ROWS.

▼▼▼

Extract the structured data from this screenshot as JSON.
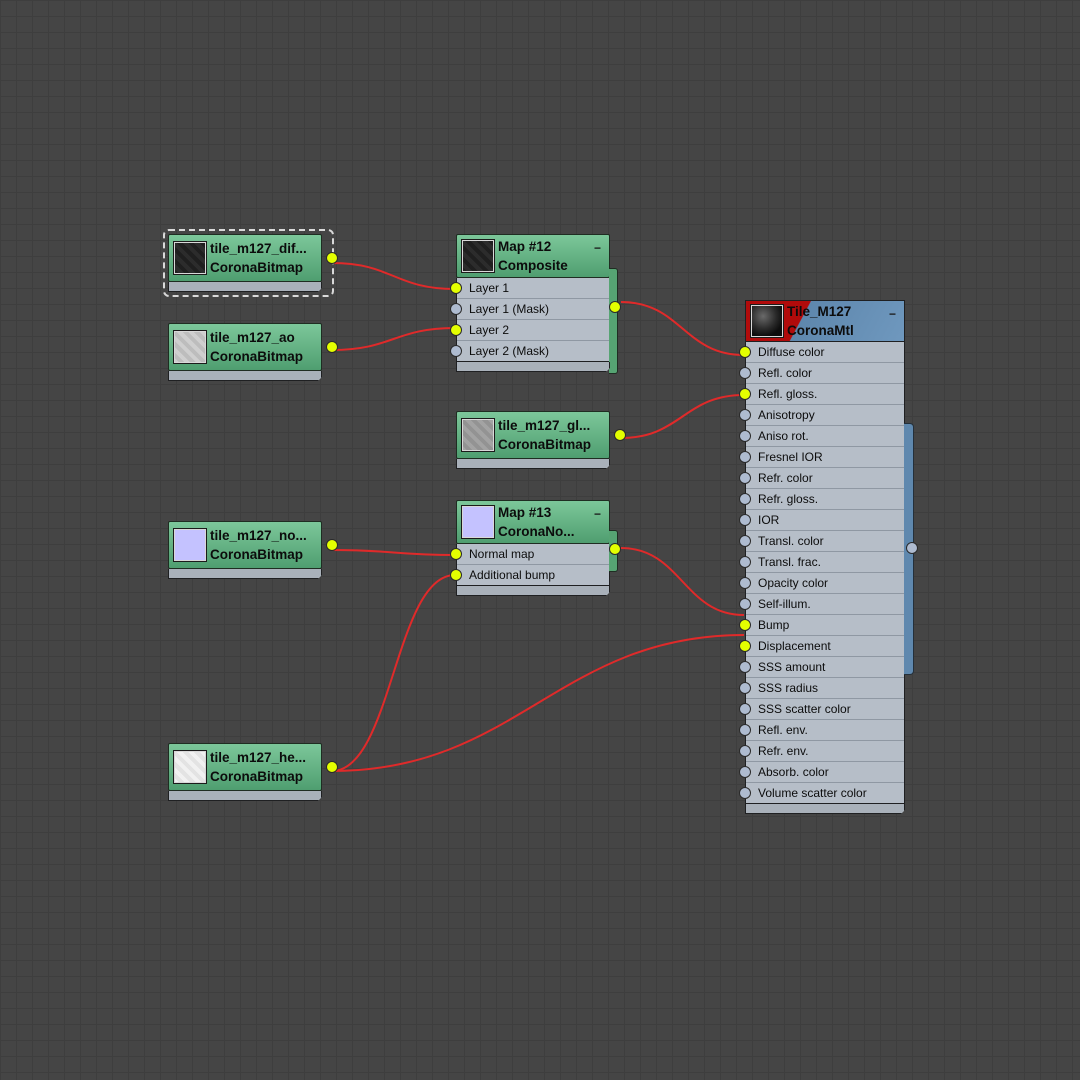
{
  "nodes": {
    "diff": {
      "name": "tile_m127_dif...",
      "type": "CoronaBitmap"
    },
    "ao": {
      "name": "tile_m127_ao",
      "type": "CoronaBitmap"
    },
    "composite": {
      "name": "Map #12",
      "type": "Composite",
      "minimize": "−",
      "slots": [
        "Layer 1",
        "Layer 1 (Mask)",
        "Layer 2",
        "Layer 2 (Mask)"
      ]
    },
    "gloss": {
      "name": "tile_m127_gl...",
      "type": "CoronaBitmap"
    },
    "normal_bmp": {
      "name": "tile_m127_no...",
      "type": "CoronaBitmap"
    },
    "normal_map": {
      "name": "Map #13",
      "type": "CoronaNo...",
      "minimize": "−",
      "slots": [
        "Normal map",
        "Additional bump"
      ]
    },
    "height": {
      "name": "tile_m127_he...",
      "type": "CoronaBitmap"
    },
    "material": {
      "name": "Tile_M127",
      "type": "CoronaMtl",
      "minimize": "−",
      "slots": [
        "Diffuse color",
        "Refl. color",
        "Refl. gloss.",
        "Anisotropy",
        "Aniso rot.",
        "Fresnel IOR",
        "Refr. color",
        "Refr. gloss.",
        "IOR",
        "Transl. color",
        "Transl. frac.",
        "Opacity color",
        "Self-illum.",
        "Bump",
        "Displacement",
        "SSS amount",
        "SSS radius",
        "SSS scatter color",
        "Refl. env.",
        "Refr. env.",
        "Absorb. color",
        "Volume scatter color"
      ]
    }
  },
  "connections": [
    {
      "from": "diff",
      "to": "composite",
      "slot": "Layer 1"
    },
    {
      "from": "ao",
      "to": "composite",
      "slot": "Layer 2"
    },
    {
      "from": "composite",
      "to": "material",
      "slot": "Diffuse color"
    },
    {
      "from": "gloss",
      "to": "material",
      "slot": "Refl. gloss."
    },
    {
      "from": "normal_bmp",
      "to": "normal_map",
      "slot": "Normal map"
    },
    {
      "from": "height",
      "to": "normal_map",
      "slot": "Additional bump"
    },
    {
      "from": "normal_map",
      "to": "material",
      "slot": "Bump"
    },
    {
      "from": "height",
      "to": "material",
      "slot": "Displacement"
    }
  ],
  "colors": {
    "wire": "#e02a2a",
    "port_connected": "#e4ff00",
    "port_empty": "#aebbd0",
    "map_node": "#5fae7e",
    "material_node": "#6f98be"
  }
}
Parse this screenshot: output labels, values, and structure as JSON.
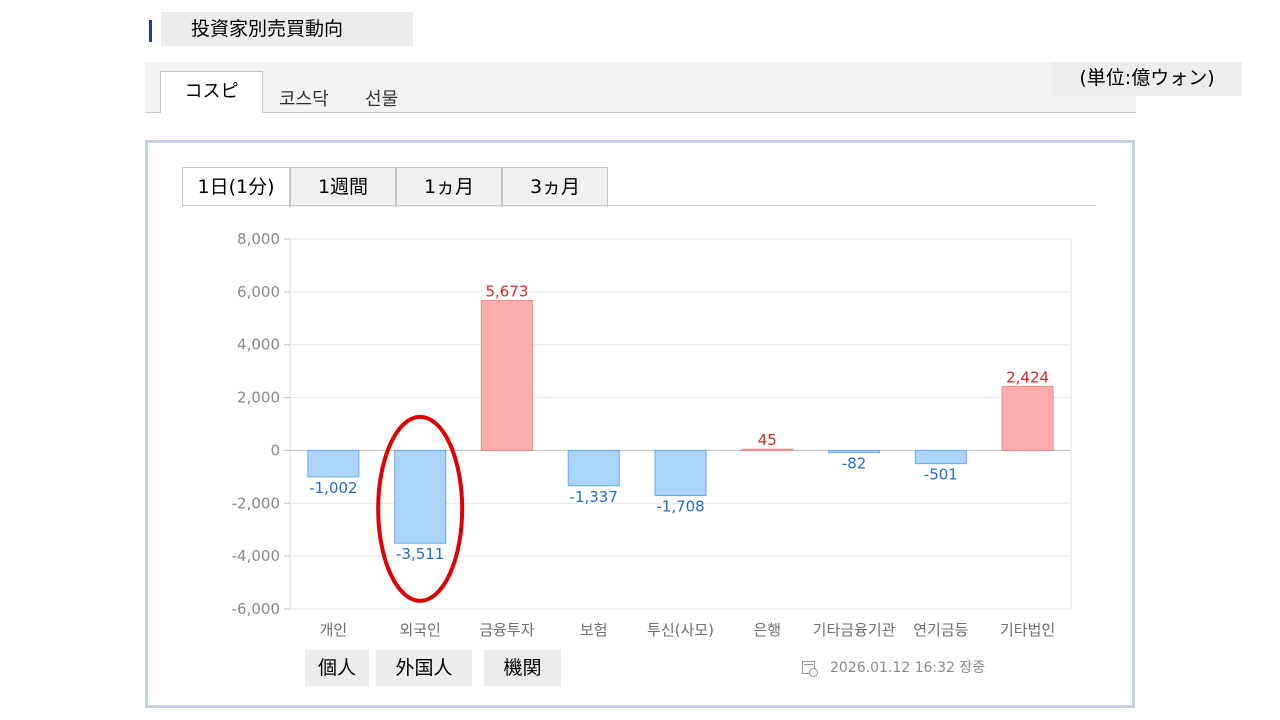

▲▲▲

EXERCISE TASK. All the records need to be repeated exactly, with the images dropped.

ANSWER TO THIS TASK.
Extract the structured data from this screenshot as JSON.
{
  "nodes": {
    "diff": {
      "name": "tile_m127_dif...",
      "type": "CoronaBitmap"
    },
    "ao": {
      "name": "tile_m127_ao",
      "type": "CoronaBitmap"
    },
    "composite": {
      "name": "Map #12",
      "type": "Composite",
      "minimize": "−",
      "slots": [
        "Layer 1",
        "Layer 1 (Mask)",
        "Layer 2",
        "Layer 2 (Mask)"
      ]
    },
    "gloss": {
      "name": "tile_m127_gl...",
      "type": "CoronaBitmap"
    },
    "normal_bmp": {
      "name": "tile_m127_no...",
      "type": "CoronaBitmap"
    },
    "normal_map": {
      "name": "Map #13",
      "type": "CoronaNo...",
      "minimize": "−",
      "slots": [
        "Normal map",
        "Additional bump"
      ]
    },
    "height": {
      "name": "tile_m127_he...",
      "type": "CoronaBitmap"
    },
    "material": {
      "name": "Tile_M127",
      "type": "CoronaMtl",
      "minimize": "−",
      "slots": [
        "Diffuse color",
        "Refl. color",
        "Refl. gloss.",
        "Anisotropy",
        "Aniso rot.",
        "Fresnel IOR",
        "Refr. color",
        "Refr. gloss.",
        "IOR",
        "Transl. color",
        "Transl. frac.",
        "Opacity color",
        "Self-illum.",
        "Bump",
        "Displacement",
        "SSS amount",
        "SSS radius",
        "SSS scatter color",
        "Refl. env.",
        "Refr. env.",
        "Absorb. color",
        "Volume scatter color"
      ]
    }
  },
  "connections": [
    {
      "from": "diff",
      "to": "composite",
      "slot": "Layer 1"
    },
    {
      "from": "ao",
      "to": "composite",
      "slot": "Layer 2"
    },
    {
      "from": "composite",
      "to": "material",
      "slot": "Diffuse color"
    },
    {
      "from": "gloss",
      "to": "material",
      "slot": "Refl. gloss."
    },
    {
      "from": "normal_bmp",
      "to": "normal_map",
      "slot": "Normal map"
    },
    {
      "from": "height",
      "to": "normal_map",
      "slot": "Additional bump"
    },
    {
      "from": "normal_map",
      "to": "material",
      "slot": "Bump"
    },
    {
      "from": "height",
      "to": "material",
      "slot": "Displacement"
    }
  ],
  "colors": {
    "wire": "#e02a2a",
    "port_connected": "#e4ff00",
    "port_empty": "#aebbd0",
    "map_node": "#5fae7e",
    "material_node": "#6f98be"
  }
}
Parse this screenshot: output labels, values, and structure as JSON.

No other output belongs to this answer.